> DATASET EXTRACT
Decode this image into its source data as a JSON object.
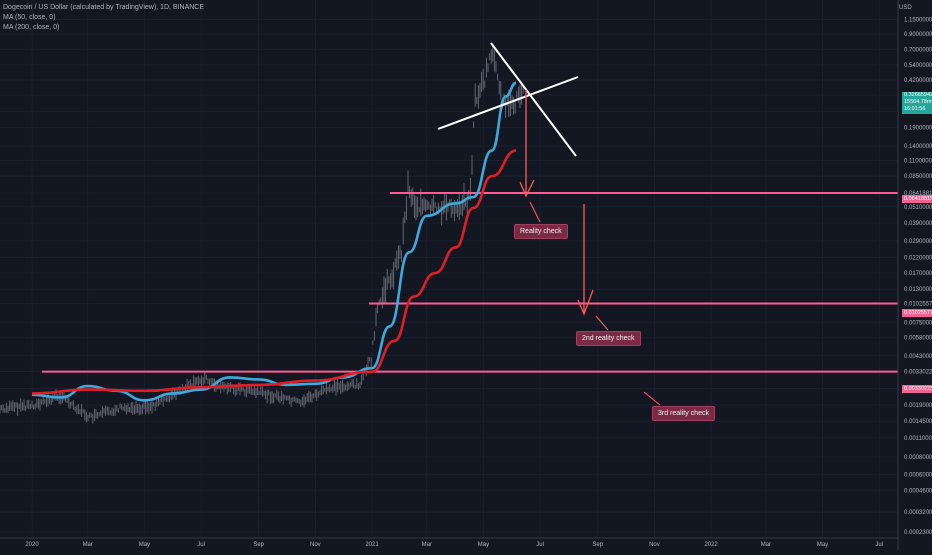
{
  "legend": {
    "symbol_line": "Dogecoin / US Dollar (calculated by TradingView), 1D, BINANCE",
    "ma50_line": "MA (50, close, 0)",
    "ma200_line": "MA (200, close, 0)"
  },
  "currency_label": "USD",
  "price_tags": {
    "last_price": "0.32665942",
    "last_volume": "15564.78m",
    "countdown": "16:01:56",
    "level1": "0.06418815",
    "level2": "0.01025577",
    "level3": "0.00330223"
  },
  "annotations": {
    "reality_check": "Reality check",
    "second_reality_check": "2nd reality check",
    "third_reality_check": "3rd reality check"
  },
  "colors": {
    "background": "#131722",
    "grid": "#1f2330",
    "ma50": "#3fa9dc",
    "ma200": "#e01e26",
    "levels": "#ff5c93",
    "arrows": "#ff5a5a",
    "trendlines": "#ffffff",
    "candles": "#8a8d96"
  },
  "chart_data": {
    "type": "line",
    "y_scale": "log",
    "y_ticks": [
      "1.15000000",
      "0.90000000",
      "0.70000000",
      "0.54000000",
      "0.42000000",
      "0.32665942",
      "0.25000000",
      "0.19000000",
      "0.14000000",
      "0.11000000",
      "0.08500000",
      "0.06418815",
      "0.05100000",
      "0.03900000",
      "0.02900000",
      "0.02200000",
      "0.01700000",
      "0.01300000",
      "0.01025577",
      "0.00750000",
      "0.00580000",
      "0.00430000",
      "0.00330223",
      "0.00250000",
      "0.00190000",
      "0.00145000",
      "0.00110000",
      "0.00080000",
      "0.00060000",
      "0.00046000",
      "0.00032000",
      "0.00023000"
    ],
    "x_ticks": [
      "2020",
      "Mar",
      "May",
      "Jul",
      "Sep",
      "Nov",
      "2021",
      "Mar",
      "May",
      "Jul",
      "Sep",
      "Nov",
      "2022",
      "Mar",
      "May",
      "Jul"
    ],
    "series": [
      {
        "name": "MA (50, close, 0)",
        "x": [
          "2020-01-01",
          "2020-02-01",
          "2020-03-01",
          "2020-04-01",
          "2020-05-01",
          "2020-06-01",
          "2020-07-01",
          "2020-08-01",
          "2020-09-01",
          "2020-10-01",
          "2020-11-01",
          "2020-12-01",
          "2021-01-01",
          "2021-01-20",
          "2021-02-10",
          "2021-03-01",
          "2021-04-01",
          "2021-04-20",
          "2021-05-10",
          "2021-05-25",
          "2021-06-05"
        ],
        "y": [
          0.00225,
          0.00215,
          0.0026,
          0.0024,
          0.00205,
          0.0023,
          0.00245,
          0.003,
          0.0029,
          0.00265,
          0.0027,
          0.003,
          0.0035,
          0.007,
          0.024,
          0.044,
          0.054,
          0.06,
          0.13,
          0.32,
          0.4
        ]
      },
      {
        "name": "MA (200, close, 0)",
        "x": [
          "2020-01-01",
          "2020-03-01",
          "2020-05-01",
          "2020-07-01",
          "2020-09-01",
          "2020-11-01",
          "2021-01-01",
          "2021-01-25",
          "2021-02-15",
          "2021-03-10",
          "2021-04-01",
          "2021-04-20",
          "2021-05-10",
          "2021-06-05"
        ],
        "y": [
          0.0023,
          0.00245,
          0.0024,
          0.00255,
          0.00265,
          0.00285,
          0.0033,
          0.0055,
          0.0115,
          0.017,
          0.026,
          0.05,
          0.085,
          0.13
        ]
      }
    ],
    "horizontal_levels": [
      0.06418815,
      0.01025577,
      0.00330223
    ]
  }
}
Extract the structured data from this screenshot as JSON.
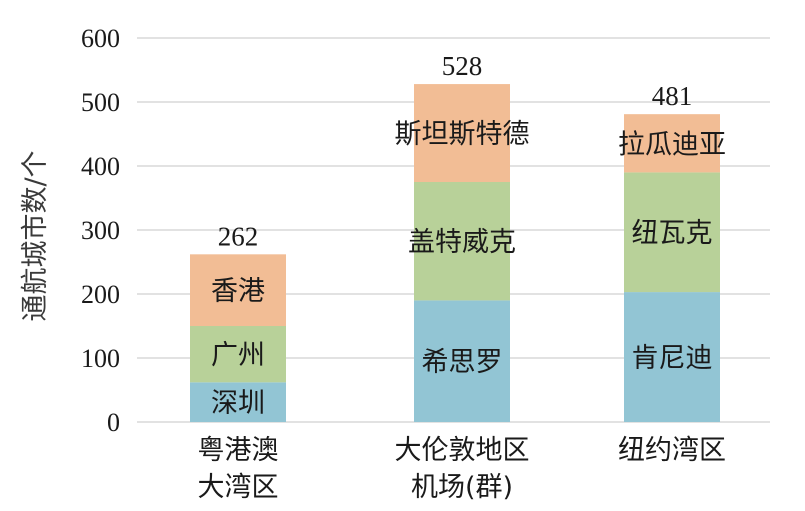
{
  "chart_data": {
    "type": "bar",
    "stacked": true,
    "title": "",
    "xlabel": "",
    "ylabel": "通航城市数/个",
    "ylim": [
      0,
      600
    ],
    "yticks": [
      0,
      100,
      200,
      300,
      400,
      500,
      600
    ],
    "grid": true,
    "legend": "none",
    "colors": {
      "bottom": "#92c5d4",
      "middle": "#b8d199",
      "top": "#f2bd95",
      "grid": "#d0d0d0",
      "text": "#1a1a1a"
    },
    "categories": [
      {
        "lines": [
          "粤港澳",
          "大湾区"
        ]
      },
      {
        "lines": [
          "大伦敦地区",
          "机场(群)"
        ]
      },
      {
        "lines": [
          "纽约湾区"
        ]
      }
    ],
    "stacks": [
      {
        "total": 262,
        "segments": [
          {
            "label": "深圳",
            "value": 62
          },
          {
            "label": "广州",
            "value": 88
          },
          {
            "label": "香港",
            "value": 112
          }
        ]
      },
      {
        "total": 528,
        "segments": [
          {
            "label": "希思罗",
            "value": 190
          },
          {
            "label": "盖特威克",
            "value": 185
          },
          {
            "label": "斯坦斯特德",
            "value": 153
          }
        ]
      },
      {
        "total": 481,
        "segments": [
          {
            "label": "肯尼迪",
            "value": 203
          },
          {
            "label": "纽瓦克",
            "value": 187
          },
          {
            "label": "拉瓜迪亚",
            "value": 91
          }
        ]
      }
    ]
  }
}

> EXERCISE DIRECTIONS
Set down every entry word for word, but omit the pictures.

> OUTPUT FOR THIS TASK
Decode this image into its source data as a JSON object.
{
  "legend": {
    "symbol_line": "Dogecoin / US Dollar (calculated by TradingView), 1D, BINANCE",
    "ma50_line": "MA (50, close, 0)",
    "ma200_line": "MA (200, close, 0)"
  },
  "currency_label": "USD",
  "price_tags": {
    "last_price": "0.32665942",
    "last_volume": "15564.78m",
    "countdown": "16:01:56",
    "level1": "0.06418815",
    "level2": "0.01025577",
    "level3": "0.00330223"
  },
  "annotations": {
    "reality_check": "Reality check",
    "second_reality_check": "2nd reality check",
    "third_reality_check": "3rd reality check"
  },
  "colors": {
    "background": "#131722",
    "grid": "#1f2330",
    "ma50": "#3fa9dc",
    "ma200": "#e01e26",
    "levels": "#ff5c93",
    "arrows": "#ff5a5a",
    "trendlines": "#ffffff",
    "candles": "#8a8d96"
  },
  "chart_data": {
    "type": "line",
    "y_scale": "log",
    "y_ticks": [
      "1.15000000",
      "0.90000000",
      "0.70000000",
      "0.54000000",
      "0.42000000",
      "0.32665942",
      "0.25000000",
      "0.19000000",
      "0.14000000",
      "0.11000000",
      "0.08500000",
      "0.06418815",
      "0.05100000",
      "0.03900000",
      "0.02900000",
      "0.02200000",
      "0.01700000",
      "0.01300000",
      "0.01025577",
      "0.00750000",
      "0.00580000",
      "0.00430000",
      "0.00330223",
      "0.00250000",
      "0.00190000",
      "0.00145000",
      "0.00110000",
      "0.00080000",
      "0.00060000",
      "0.00046000",
      "0.00032000",
      "0.00023000"
    ],
    "x_ticks": [
      "2020",
      "Mar",
      "May",
      "Jul",
      "Sep",
      "Nov",
      "2021",
      "Mar",
      "May",
      "Jul",
      "Sep",
      "Nov",
      "2022",
      "Mar",
      "May",
      "Jul"
    ],
    "series": [
      {
        "name": "MA (50, close, 0)",
        "x": [
          "2020-01-01",
          "2020-02-01",
          "2020-03-01",
          "2020-04-01",
          "2020-05-01",
          "2020-06-01",
          "2020-07-01",
          "2020-08-01",
          "2020-09-01",
          "2020-10-01",
          "2020-11-01",
          "2020-12-01",
          "2021-01-01",
          "2021-01-20",
          "2021-02-10",
          "2021-03-01",
          "2021-04-01",
          "2021-04-20",
          "2021-05-10",
          "2021-05-25",
          "2021-06-05"
        ],
        "y": [
          0.00225,
          0.00215,
          0.0026,
          0.0024,
          0.00205,
          0.0023,
          0.00245,
          0.003,
          0.0029,
          0.00265,
          0.0027,
          0.003,
          0.0035,
          0.007,
          0.024,
          0.044,
          0.054,
          0.06,
          0.13,
          0.32,
          0.4
        ]
      },
      {
        "name": "MA (200, close, 0)",
        "x": [
          "2020-01-01",
          "2020-03-01",
          "2020-05-01",
          "2020-07-01",
          "2020-09-01",
          "2020-11-01",
          "2021-01-01",
          "2021-01-25",
          "2021-02-15",
          "2021-03-10",
          "2021-04-01",
          "2021-04-20",
          "2021-05-10",
          "2021-06-05"
        ],
        "y": [
          0.0023,
          0.00245,
          0.0024,
          0.00255,
          0.00265,
          0.00285,
          0.0033,
          0.0055,
          0.0115,
          0.017,
          0.026,
          0.05,
          0.085,
          0.13
        ]
      }
    ],
    "horizontal_levels": [
      0.06418815,
      0.01025577,
      0.00330223
    ]
  }
}
Extract the structured data from this screenshot as JSON.
{
  "chart_data": {
    "type": "bar",
    "stacked": true,
    "title": "",
    "xlabel": "",
    "ylabel": "通航城市数/个",
    "ylim": [
      0,
      600
    ],
    "yticks": [
      0,
      100,
      200,
      300,
      400,
      500,
      600
    ],
    "grid": true,
    "legend": "none",
    "colors": {
      "bottom": "#92c5d4",
      "middle": "#b8d199",
      "top": "#f2bd95",
      "grid": "#d0d0d0",
      "text": "#1a1a1a"
    },
    "categories": [
      {
        "lines": [
          "粤港澳",
          "大湾区"
        ]
      },
      {
        "lines": [
          "大伦敦地区",
          "机场(群)"
        ]
      },
      {
        "lines": [
          "纽约湾区"
        ]
      }
    ],
    "stacks": [
      {
        "total": 262,
        "segments": [
          {
            "label": "深圳",
            "value": 62
          },
          {
            "label": "广州",
            "value": 88
          },
          {
            "label": "香港",
            "value": 112
          }
        ]
      },
      {
        "total": 528,
        "segments": [
          {
            "label": "希思罗",
            "value": 190
          },
          {
            "label": "盖特威克",
            "value": 185
          },
          {
            "label": "斯坦斯特德",
            "value": 153
          }
        ]
      },
      {
        "total": 481,
        "segments": [
          {
            "label": "肯尼迪",
            "value": 203
          },
          {
            "label": "纽瓦克",
            "value": 187
          },
          {
            "label": "拉瓜迪亚",
            "value": 91
          }
        ]
      }
    ]
  }
}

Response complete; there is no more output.